◆ Stated task:
Write out the data below in full. Keep it exact.

== Material for this task

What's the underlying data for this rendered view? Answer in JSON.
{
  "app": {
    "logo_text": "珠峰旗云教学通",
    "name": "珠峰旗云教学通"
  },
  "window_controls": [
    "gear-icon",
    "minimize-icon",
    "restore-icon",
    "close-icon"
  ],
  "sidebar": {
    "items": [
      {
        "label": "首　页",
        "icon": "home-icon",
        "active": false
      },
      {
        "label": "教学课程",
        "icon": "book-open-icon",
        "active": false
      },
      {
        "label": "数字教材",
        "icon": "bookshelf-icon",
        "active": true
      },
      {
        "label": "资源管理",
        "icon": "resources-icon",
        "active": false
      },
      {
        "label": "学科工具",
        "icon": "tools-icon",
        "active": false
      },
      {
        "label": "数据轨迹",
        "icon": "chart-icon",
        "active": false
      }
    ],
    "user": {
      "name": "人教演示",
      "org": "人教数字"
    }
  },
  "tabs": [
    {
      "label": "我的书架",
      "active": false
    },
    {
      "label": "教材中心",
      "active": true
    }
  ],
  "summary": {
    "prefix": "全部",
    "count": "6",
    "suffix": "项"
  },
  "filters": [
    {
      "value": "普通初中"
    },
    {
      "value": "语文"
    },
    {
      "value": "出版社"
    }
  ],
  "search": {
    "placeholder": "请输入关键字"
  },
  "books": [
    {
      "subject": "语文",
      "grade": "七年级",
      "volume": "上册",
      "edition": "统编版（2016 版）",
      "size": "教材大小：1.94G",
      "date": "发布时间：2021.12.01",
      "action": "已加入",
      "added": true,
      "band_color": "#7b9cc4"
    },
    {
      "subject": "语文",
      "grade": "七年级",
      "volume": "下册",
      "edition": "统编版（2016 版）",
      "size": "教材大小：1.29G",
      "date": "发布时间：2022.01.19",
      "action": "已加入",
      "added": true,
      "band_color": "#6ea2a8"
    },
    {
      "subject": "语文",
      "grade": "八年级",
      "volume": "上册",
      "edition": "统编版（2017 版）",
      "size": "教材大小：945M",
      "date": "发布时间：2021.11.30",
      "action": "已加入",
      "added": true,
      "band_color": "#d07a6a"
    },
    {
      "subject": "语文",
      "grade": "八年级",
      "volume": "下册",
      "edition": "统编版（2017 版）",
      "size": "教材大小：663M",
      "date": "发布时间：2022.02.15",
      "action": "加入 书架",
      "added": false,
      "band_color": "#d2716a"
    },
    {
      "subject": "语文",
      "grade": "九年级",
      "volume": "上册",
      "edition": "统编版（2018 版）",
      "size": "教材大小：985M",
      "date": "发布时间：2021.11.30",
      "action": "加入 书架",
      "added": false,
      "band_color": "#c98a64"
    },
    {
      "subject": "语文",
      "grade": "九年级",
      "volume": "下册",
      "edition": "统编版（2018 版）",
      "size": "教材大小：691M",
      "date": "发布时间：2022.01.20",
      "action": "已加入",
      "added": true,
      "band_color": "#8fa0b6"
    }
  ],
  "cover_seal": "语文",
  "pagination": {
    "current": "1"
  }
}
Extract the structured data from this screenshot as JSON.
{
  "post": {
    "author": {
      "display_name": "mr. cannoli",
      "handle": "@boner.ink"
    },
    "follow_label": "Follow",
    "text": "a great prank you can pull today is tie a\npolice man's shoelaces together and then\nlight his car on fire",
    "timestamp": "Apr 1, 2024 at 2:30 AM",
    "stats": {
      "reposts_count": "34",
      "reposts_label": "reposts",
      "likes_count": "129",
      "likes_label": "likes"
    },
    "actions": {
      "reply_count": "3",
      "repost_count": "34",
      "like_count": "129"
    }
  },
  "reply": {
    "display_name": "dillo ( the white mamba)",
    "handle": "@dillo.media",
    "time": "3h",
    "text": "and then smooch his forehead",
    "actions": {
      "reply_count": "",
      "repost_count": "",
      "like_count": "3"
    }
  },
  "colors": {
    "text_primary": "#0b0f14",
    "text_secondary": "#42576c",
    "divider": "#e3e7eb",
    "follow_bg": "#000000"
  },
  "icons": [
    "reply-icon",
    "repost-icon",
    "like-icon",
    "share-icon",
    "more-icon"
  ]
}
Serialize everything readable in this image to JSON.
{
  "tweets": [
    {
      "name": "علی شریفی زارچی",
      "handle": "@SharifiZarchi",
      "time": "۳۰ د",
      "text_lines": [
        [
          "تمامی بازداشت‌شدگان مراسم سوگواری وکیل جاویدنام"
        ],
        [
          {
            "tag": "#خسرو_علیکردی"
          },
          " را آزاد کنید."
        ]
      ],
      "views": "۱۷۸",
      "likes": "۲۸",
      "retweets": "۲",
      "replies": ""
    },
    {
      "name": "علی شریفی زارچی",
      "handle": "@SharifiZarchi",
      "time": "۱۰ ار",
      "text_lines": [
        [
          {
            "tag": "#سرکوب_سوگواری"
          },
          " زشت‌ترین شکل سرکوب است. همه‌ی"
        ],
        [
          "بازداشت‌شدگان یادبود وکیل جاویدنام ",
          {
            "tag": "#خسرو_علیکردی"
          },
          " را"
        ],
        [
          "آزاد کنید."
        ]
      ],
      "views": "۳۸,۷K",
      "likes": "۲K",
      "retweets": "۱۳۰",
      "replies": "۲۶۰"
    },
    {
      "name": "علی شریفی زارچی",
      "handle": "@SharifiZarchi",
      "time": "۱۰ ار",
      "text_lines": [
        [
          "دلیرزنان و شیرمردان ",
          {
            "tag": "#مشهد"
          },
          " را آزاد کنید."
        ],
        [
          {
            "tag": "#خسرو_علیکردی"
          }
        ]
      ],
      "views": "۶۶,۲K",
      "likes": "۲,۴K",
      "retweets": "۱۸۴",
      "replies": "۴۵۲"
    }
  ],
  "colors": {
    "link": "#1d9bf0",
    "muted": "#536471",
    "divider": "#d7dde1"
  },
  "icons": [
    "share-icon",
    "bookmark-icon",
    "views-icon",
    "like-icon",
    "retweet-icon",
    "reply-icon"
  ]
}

====

◆ Result of the task:
What's the underlying data for this rendered view? Answer in JSON.
{
  "app": {
    "logo_text": "珠峰旗云教学通",
    "name": "珠峰旗云教学通"
  },
  "window_controls": [
    "gear-icon",
    "minimize-icon",
    "restore-icon",
    "close-icon"
  ],
  "sidebar": {
    "items": [
      {
        "label": "首　页",
        "icon": "home-icon",
        "active": false
      },
      {
        "label": "教学课程",
        "icon": "book-open-icon",
        "active": false
      },
      {
        "label": "数字教材",
        "icon": "bookshelf-icon",
        "active": true
      },
      {
        "label": "资源管理",
        "icon": "resources-icon",
        "active": false
      },
      {
        "label": "学科工具",
        "icon": "tools-icon",
        "active": false
      },
      {
        "label": "数据轨迹",
        "icon": "chart-icon",
        "active": false
      }
    ],
    "user": {
      "name": "人教演示",
      "org": "人教数字"
    }
  },
  "tabs": [
    {
      "label": "我的书架",
      "active": false
    },
    {
      "label": "教材中心",
      "active": true
    }
  ],
  "summary": {
    "prefix": "全部",
    "count": "6",
    "suffix": "项"
  },
  "filters": [
    {
      "value": "普通初中"
    },
    {
      "value": "语文"
    },
    {
      "value": "出版社"
    }
  ],
  "search": {
    "placeholder": "请输入关键字"
  },
  "books": [
    {
      "subject": "语文",
      "grade": "七年级",
      "volume": "上册",
      "edition": "统编版（2016 版）",
      "size": "教材大小：1.94G",
      "date": "发布时间：2021.12.01",
      "action": "已加入",
      "added": true,
      "band_color": "#7b9cc4"
    },
    {
      "subject": "语文",
      "grade": "七年级",
      "volume": "下册",
      "edition": "统编版（2016 版）",
      "size": "教材大小：1.29G",
      "date": "发布时间：2022.01.19",
      "action": "已加入",
      "added": true,
      "band_color": "#6ea2a8"
    },
    {
      "subject": "语文",
      "grade": "八年级",
      "volume": "上册",
      "edition": "统编版（2017 版）",
      "size": "教材大小：945M",
      "date": "发布时间：2021.11.30",
      "action": "已加入",
      "added": true,
      "band_color": "#d07a6a"
    },
    {
      "subject": "语文",
      "grade": "八年级",
      "volume": "下册",
      "edition": "统编版（2017 版）",
      "size": "教材大小：663M",
      "date": "发布时间：2022.02.15",
      "action": "加入 书架",
      "added": false,
      "band_color": "#d2716a"
    },
    {
      "subject": "语文",
      "grade": "九年级",
      "volume": "上册",
      "edition": "统编版（2018 版）",
      "size": "教材大小：985M",
      "date": "发布时间：2021.11.30",
      "action": "加入 书架",
      "added": false,
      "band_color": "#c98a64"
    },
    {
      "subject": "语文",
      "grade": "九年级",
      "volume": "下册",
      "edition": "统编版（2018 版）",
      "size": "教材大小：691M",
      "date": "发布时间：2022.01.20",
      "action": "已加入",
      "added": true,
      "band_color": "#8fa0b6"
    }
  ],
  "cover_seal": "语文",
  "pagination": {
    "current": "1"
  }
}
Extract the structured data from this screenshot as JSON.
{
  "post": {
    "author": {
      "display_name": "mr. cannoli",
      "handle": "@boner.ink"
    },
    "follow_label": "Follow",
    "text": "a great prank you can pull today is tie a\npolice man's shoelaces together and then\nlight his car on fire",
    "timestamp": "Apr 1, 2024 at 2:30 AM",
    "stats": {
      "reposts_count": "34",
      "reposts_label": "reposts",
      "likes_count": "129",
      "likes_label": "likes"
    },
    "actions": {
      "reply_count": "3",
      "repost_count": "34",
      "like_count": "129"
    }
  },
  "reply": {
    "display_name": "dillo ( the white mamba)",
    "handle": "@dillo.media",
    "time": "3h",
    "text": "and then smooch his forehead",
    "actions": {
      "reply_count": "",
      "repost_count": "",
      "like_count": "3"
    }
  },
  "colors": {
    "text_primary": "#0b0f14",
    "text_secondary": "#42576c",
    "divider": "#e3e7eb",
    "follow_bg": "#000000"
  },
  "icons": [
    "reply-icon",
    "repost-icon",
    "like-icon",
    "share-icon",
    "more-icon"
  ]
}
Serialize everything readable in this image to JSON.
{
  "tweets": [
    {
      "name": "علی شریفی زارچی",
      "handle": "@SharifiZarchi",
      "time": "۳۰ د",
      "text_lines": [
        [
          "تمامی بازداشت‌شدگان مراسم سوگواری وکیل جاویدنام"
        ],
        [
          {
            "tag": "#خسرو_علیکردی"
          },
          " را آزاد کنید."
        ]
      ],
      "views": "۱۷۸",
      "likes": "۲۸",
      "retweets": "۲",
      "replies": ""
    },
    {
      "name": "علی شریفی زارچی",
      "handle": "@SharifiZarchi",
      "time": "۱۰ ار",
      "text_lines": [
        [
          {
            "tag": "#سرکوب_سوگواری"
          },
          " زشت‌ترین شکل سرکوب است. همه‌ی"
        ],
        [
          "بازداشت‌شدگان یادبود وکیل جاویدنام ",
          {
            "tag": "#خسرو_علیکردی"
          },
          " را"
        ],
        [
          "آزاد کنید."
        ]
      ],
      "views": "۳۸,۷K",
      "likes": "۲K",
      "retweets": "۱۳۰",
      "replies": "۲۶۰"
    },
    {
      "name": "علی شریفی زارچی",
      "handle": "@SharifiZarchi",
      "time": "۱۰ ار",
      "text_lines": [
        [
          "دلیرزنان و شیرمردان ",
          {
            "tag": "#مشهد"
          },
          " را آزاد کنید."
        ],
        [
          {
            "tag": "#خسرو_علیکردی"
          }
        ]
      ],
      "views": "۶۶,۲K",
      "likes": "۲,۴K",
      "retweets": "۱۸۴",
      "replies": "۴۵۲"
    }
  ],
  "colors": {
    "link": "#1d9bf0",
    "muted": "#536471",
    "divider": "#d7dde1"
  },
  "icons": [
    "share-icon",
    "bookmark-icon",
    "views-icon",
    "like-icon",
    "retweet-icon",
    "reply-icon"
  ]
}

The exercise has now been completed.